EXERCISE.
Return the records, each one exactly as written.

Dataset items:

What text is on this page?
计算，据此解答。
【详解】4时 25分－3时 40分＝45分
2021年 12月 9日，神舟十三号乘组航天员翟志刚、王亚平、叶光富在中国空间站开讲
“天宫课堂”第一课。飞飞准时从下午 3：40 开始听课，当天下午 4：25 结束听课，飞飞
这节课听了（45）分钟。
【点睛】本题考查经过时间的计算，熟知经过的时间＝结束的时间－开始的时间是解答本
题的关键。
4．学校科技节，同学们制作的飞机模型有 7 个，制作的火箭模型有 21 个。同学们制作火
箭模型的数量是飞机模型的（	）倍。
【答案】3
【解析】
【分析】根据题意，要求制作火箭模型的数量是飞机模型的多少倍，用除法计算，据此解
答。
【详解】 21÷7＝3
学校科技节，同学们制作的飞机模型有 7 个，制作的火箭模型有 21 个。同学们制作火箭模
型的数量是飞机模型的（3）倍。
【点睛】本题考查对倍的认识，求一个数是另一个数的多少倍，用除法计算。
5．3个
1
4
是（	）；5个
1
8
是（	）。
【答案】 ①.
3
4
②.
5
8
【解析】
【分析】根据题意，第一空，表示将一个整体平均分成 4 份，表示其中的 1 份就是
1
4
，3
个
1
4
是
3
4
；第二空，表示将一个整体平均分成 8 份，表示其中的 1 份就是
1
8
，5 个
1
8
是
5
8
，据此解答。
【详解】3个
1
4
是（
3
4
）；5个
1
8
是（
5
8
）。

FULL SOLUTION.
What text is on this page?
计算，据此解答。
【详解】4时 25分－3时 40分＝45分
2021年 12月 9日，神舟十三号乘组航天员翟志刚、王亚平、叶光富在中国空间站开讲
“天宫课堂”第一课。飞飞准时从下午 3：40 开始听课，当天下午 4：25 结束听课，飞飞
这节课听了（45）分钟。
【点睛】本题考查经过时间的计算，熟知经过的时间＝结束的时间－开始的时间是解答本
题的关键。
4．学校科技节，同学们制作的飞机模型有 7 个，制作的火箭模型有 21 个。同学们制作火
箭模型的数量是飞机模型的（	）倍。
【答案】3
【解析】
【分析】根据题意，要求制作火箭模型的数量是飞机模型的多少倍，用除法计算，据此解
答。
【详解】 21÷7＝3
学校科技节，同学们制作的飞机模型有 7 个，制作的火箭模型有 21 个。同学们制作火箭模
型的数量是飞机模型的（3）倍。
【点睛】本题考查对倍的认识，求一个数是另一个数的多少倍，用除法计算。
5．3个
1
4
是（	）；5个
1
8
是（	）。
【答案】 ①.
3
4
②.
5
8
【解析】
【分析】根据题意，第一空，表示将一个整体平均分成 4 份，表示其中的 1 份就是
1
4
，3
个
1
4
是
3
4
；第二空，表示将一个整体平均分成 8 份，表示其中的 1 份就是
1
8
，5 个
1
8
是
5
8
，据此解答。
【详解】3个
1
4
是（
3
4
）；5个
1
8
是（
5
8
）。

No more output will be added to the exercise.